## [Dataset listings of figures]

-.-.-

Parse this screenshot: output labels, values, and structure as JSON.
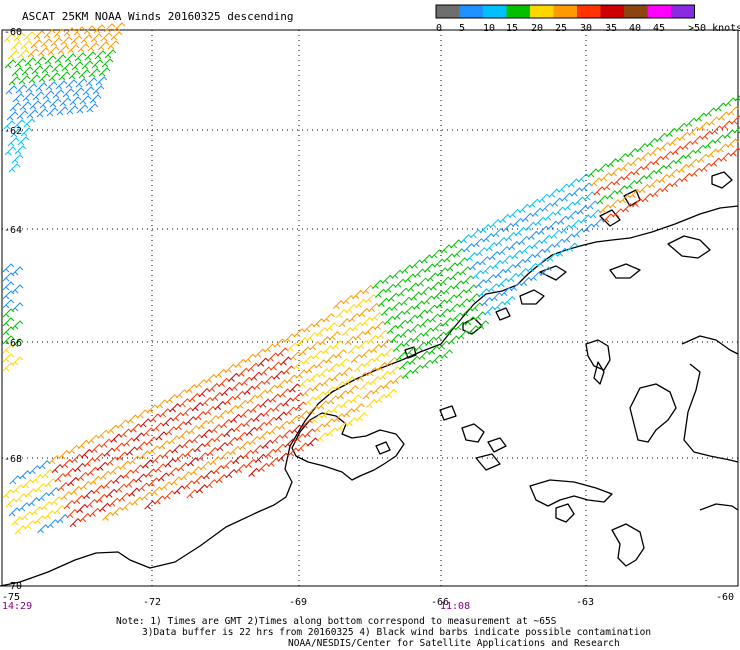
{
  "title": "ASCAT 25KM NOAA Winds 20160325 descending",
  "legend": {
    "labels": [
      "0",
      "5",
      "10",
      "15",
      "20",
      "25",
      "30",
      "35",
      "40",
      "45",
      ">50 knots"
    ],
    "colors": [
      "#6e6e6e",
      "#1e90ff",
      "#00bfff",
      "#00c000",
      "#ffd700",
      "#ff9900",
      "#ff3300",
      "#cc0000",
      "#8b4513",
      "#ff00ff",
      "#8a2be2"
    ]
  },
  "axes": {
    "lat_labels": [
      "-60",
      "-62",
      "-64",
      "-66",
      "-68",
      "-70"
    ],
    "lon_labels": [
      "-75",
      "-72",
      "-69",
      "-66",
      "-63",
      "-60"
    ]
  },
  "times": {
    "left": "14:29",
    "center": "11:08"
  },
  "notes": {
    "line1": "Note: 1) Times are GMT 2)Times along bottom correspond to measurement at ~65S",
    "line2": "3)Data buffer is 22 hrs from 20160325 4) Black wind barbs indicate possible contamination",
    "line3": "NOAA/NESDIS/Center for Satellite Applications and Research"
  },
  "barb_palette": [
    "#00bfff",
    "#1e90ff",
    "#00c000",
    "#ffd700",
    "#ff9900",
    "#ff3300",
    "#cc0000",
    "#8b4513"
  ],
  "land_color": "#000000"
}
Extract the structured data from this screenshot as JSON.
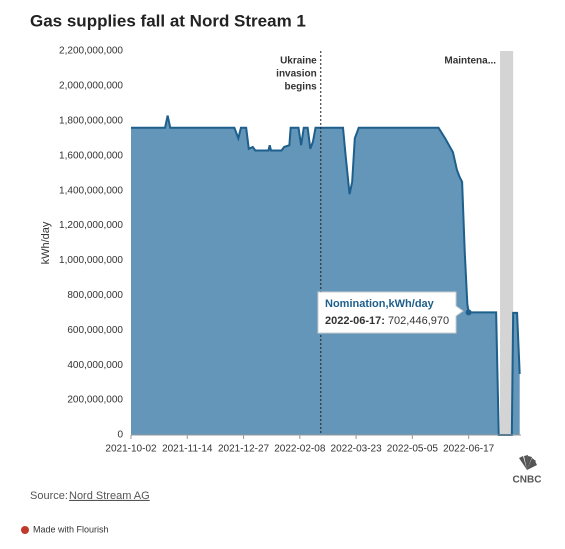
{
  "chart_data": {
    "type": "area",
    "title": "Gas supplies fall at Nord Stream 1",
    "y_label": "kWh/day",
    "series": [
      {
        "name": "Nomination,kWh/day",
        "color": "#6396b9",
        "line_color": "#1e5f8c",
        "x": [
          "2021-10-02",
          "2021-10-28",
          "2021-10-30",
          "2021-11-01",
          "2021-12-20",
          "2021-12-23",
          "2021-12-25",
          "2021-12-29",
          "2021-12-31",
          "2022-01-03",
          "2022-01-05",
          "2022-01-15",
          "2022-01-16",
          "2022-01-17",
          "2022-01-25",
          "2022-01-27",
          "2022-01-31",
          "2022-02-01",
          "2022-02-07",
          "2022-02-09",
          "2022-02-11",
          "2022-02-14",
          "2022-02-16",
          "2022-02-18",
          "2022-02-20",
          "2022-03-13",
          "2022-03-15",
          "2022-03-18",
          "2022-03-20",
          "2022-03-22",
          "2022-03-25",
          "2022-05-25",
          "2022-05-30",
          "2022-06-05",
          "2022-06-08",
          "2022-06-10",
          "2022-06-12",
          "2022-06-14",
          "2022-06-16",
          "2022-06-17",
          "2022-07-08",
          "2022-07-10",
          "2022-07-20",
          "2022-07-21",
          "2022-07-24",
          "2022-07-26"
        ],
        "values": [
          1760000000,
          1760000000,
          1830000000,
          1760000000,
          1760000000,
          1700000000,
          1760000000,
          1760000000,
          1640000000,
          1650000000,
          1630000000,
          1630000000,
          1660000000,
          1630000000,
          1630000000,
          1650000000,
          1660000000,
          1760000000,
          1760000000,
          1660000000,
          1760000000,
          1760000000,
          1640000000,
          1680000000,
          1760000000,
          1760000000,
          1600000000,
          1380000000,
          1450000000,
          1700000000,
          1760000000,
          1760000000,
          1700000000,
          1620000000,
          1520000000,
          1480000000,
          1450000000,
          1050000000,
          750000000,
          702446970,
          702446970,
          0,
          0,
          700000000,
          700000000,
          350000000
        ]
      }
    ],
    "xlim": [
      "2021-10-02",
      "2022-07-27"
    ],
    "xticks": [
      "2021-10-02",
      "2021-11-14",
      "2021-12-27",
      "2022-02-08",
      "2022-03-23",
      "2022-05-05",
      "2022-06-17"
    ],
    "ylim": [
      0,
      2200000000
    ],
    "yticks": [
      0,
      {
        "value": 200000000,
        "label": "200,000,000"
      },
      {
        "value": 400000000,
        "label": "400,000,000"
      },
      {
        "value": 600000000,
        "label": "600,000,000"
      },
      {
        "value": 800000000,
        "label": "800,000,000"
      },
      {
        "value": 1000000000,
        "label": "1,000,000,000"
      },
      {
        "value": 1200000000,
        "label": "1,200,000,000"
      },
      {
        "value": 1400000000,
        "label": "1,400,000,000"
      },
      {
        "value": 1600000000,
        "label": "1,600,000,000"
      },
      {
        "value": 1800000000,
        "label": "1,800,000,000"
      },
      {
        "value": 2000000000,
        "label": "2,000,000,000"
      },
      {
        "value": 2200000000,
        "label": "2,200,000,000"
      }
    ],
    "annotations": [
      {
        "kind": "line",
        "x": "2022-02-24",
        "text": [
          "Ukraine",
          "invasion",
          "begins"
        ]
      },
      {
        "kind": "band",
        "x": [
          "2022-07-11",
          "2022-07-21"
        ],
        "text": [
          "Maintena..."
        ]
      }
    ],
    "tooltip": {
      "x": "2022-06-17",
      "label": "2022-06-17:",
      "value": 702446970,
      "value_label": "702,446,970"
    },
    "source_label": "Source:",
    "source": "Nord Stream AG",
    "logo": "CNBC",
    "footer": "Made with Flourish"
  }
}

-.-.-

## [Problem details]
Reproduce the records, all of them, word for word; omit the pictures.

## [Written response]
Parse this screenshot: output labels, values, and structure as JSON.
{
  "title": "ASCAT 25KM NOAA Winds 20160325 descending",
  "legend": {
    "labels": [
      "0",
      "5",
      "10",
      "15",
      "20",
      "25",
      "30",
      "35",
      "40",
      "45",
      ">50 knots"
    ],
    "colors": [
      "#6e6e6e",
      "#1e90ff",
      "#00bfff",
      "#00c000",
      "#ffd700",
      "#ff9900",
      "#ff3300",
      "#cc0000",
      "#8b4513",
      "#ff00ff",
      "#8a2be2"
    ]
  },
  "axes": {
    "lat_labels": [
      "-60",
      "-62",
      "-64",
      "-66",
      "-68",
      "-70"
    ],
    "lon_labels": [
      "-75",
      "-72",
      "-69",
      "-66",
      "-63",
      "-60"
    ]
  },
  "times": {
    "left": "14:29",
    "center": "11:08"
  },
  "notes": {
    "line1": "Note: 1) Times are GMT 2)Times along bottom correspond to measurement at ~65S",
    "line2": "3)Data buffer is 22 hrs from 20160325 4) Black wind barbs indicate possible contamination",
    "line3": "NOAA/NESDIS/Center for Satellite Applications and Research"
  },
  "barb_palette": [
    "#00bfff",
    "#1e90ff",
    "#00c000",
    "#ffd700",
    "#ff9900",
    "#ff3300",
    "#cc0000",
    "#8b4513"
  ],
  "land_color": "#000000"
}
Extract the structured data from this screenshot as JSON.
{
  "chart_data": {
    "type": "area",
    "title": "Gas supplies fall at Nord Stream 1",
    "y_label": "kWh/day",
    "series": [
      {
        "name": "Nomination,kWh/day",
        "color": "#6396b9",
        "line_color": "#1e5f8c",
        "x": [
          "2021-10-02",
          "2021-10-28",
          "2021-10-30",
          "2021-11-01",
          "2021-12-20",
          "2021-12-23",
          "2021-12-25",
          "2021-12-29",
          "2021-12-31",
          "2022-01-03",
          "2022-01-05",
          "2022-01-15",
          "2022-01-16",
          "2022-01-17",
          "2022-01-25",
          "2022-01-27",
          "2022-01-31",
          "2022-02-01",
          "2022-02-07",
          "2022-02-09",
          "2022-02-11",
          "2022-02-14",
          "2022-02-16",
          "2022-02-18",
          "2022-02-20",
          "2022-03-13",
          "2022-03-15",
          "2022-03-18",
          "2022-03-20",
          "2022-03-22",
          "2022-03-25",
          "2022-05-25",
          "2022-05-30",
          "2022-06-05",
          "2022-06-08",
          "2022-06-10",
          "2022-06-12",
          "2022-06-14",
          "2022-06-16",
          "2022-06-17",
          "2022-07-08",
          "2022-07-10",
          "2022-07-20",
          "2022-07-21",
          "2022-07-24",
          "2022-07-26"
        ],
        "values": [
          1760000000,
          1760000000,
          1830000000,
          1760000000,
          1760000000,
          1700000000,
          1760000000,
          1760000000,
          1640000000,
          1650000000,
          1630000000,
          1630000000,
          1660000000,
          1630000000,
          1630000000,
          1650000000,
          1660000000,
          1760000000,
          1760000000,
          1660000000,
          1760000000,
          1760000000,
          1640000000,
          1680000000,
          1760000000,
          1760000000,
          1600000000,
          1380000000,
          1450000000,
          1700000000,
          1760000000,
          1760000000,
          1700000000,
          1620000000,
          1520000000,
          1480000000,
          1450000000,
          1050000000,
          750000000,
          702446970,
          702446970,
          0,
          0,
          700000000,
          700000000,
          350000000
        ]
      }
    ],
    "xlim": [
      "2021-10-02",
      "2022-07-27"
    ],
    "xticks": [
      "2021-10-02",
      "2021-11-14",
      "2021-12-27",
      "2022-02-08",
      "2022-03-23",
      "2022-05-05",
      "2022-06-17"
    ],
    "ylim": [
      0,
      2200000000
    ],
    "yticks": [
      0,
      {
        "value": 200000000,
        "label": "200,000,000"
      },
      {
        "value": 400000000,
        "label": "400,000,000"
      },
      {
        "value": 600000000,
        "label": "600,000,000"
      },
      {
        "value": 800000000,
        "label": "800,000,000"
      },
      {
        "value": 1000000000,
        "label": "1,000,000,000"
      },
      {
        "value": 1200000000,
        "label": "1,200,000,000"
      },
      {
        "value": 1400000000,
        "label": "1,400,000,000"
      },
      {
        "value": 1600000000,
        "label": "1,600,000,000"
      },
      {
        "value": 1800000000,
        "label": "1,800,000,000"
      },
      {
        "value": 2000000000,
        "label": "2,000,000,000"
      },
      {
        "value": 2200000000,
        "label": "2,200,000,000"
      }
    ],
    "annotations": [
      {
        "kind": "line",
        "x": "2022-02-24",
        "text": [
          "Ukraine",
          "invasion",
          "begins"
        ]
      },
      {
        "kind": "band",
        "x": [
          "2022-07-11",
          "2022-07-21"
        ],
        "text": [
          "Maintena..."
        ]
      }
    ],
    "tooltip": {
      "x": "2022-06-17",
      "label": "2022-06-17:",
      "value": 702446970,
      "value_label": "702,446,970"
    },
    "source_label": "Source:",
    "source": "Nord Stream AG",
    "logo": "CNBC",
    "footer": "Made with Flourish"
  }
}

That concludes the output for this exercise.